Goal of the exercise →
The required output is a single number: how many lines of the material contain the string "ladicte".

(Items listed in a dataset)
++++++++

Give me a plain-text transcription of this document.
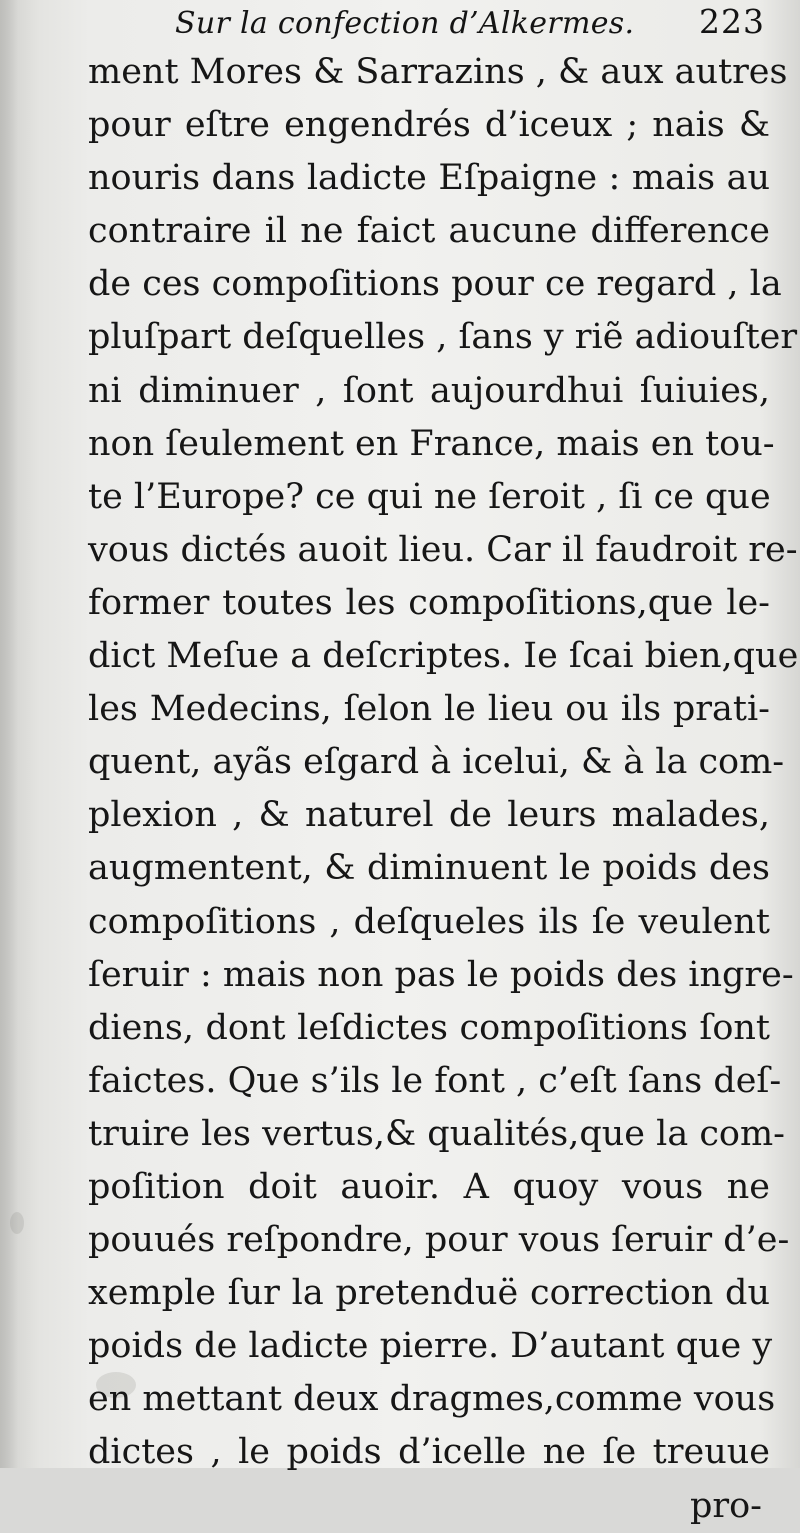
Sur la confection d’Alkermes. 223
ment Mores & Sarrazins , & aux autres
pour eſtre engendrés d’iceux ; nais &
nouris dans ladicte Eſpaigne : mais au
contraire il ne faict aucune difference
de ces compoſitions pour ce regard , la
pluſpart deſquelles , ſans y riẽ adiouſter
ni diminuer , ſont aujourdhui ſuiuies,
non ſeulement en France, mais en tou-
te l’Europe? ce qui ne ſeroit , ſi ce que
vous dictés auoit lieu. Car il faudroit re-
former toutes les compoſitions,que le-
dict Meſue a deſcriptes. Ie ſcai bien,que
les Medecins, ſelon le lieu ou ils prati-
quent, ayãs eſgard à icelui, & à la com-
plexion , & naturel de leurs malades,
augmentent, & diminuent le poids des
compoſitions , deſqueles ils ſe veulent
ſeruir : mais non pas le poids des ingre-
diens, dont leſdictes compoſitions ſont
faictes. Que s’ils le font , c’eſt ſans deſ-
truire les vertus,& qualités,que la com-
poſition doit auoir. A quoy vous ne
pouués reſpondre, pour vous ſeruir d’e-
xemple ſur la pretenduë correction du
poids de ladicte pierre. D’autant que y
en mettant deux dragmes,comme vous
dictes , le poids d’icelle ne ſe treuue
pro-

++++++++

Reply →
2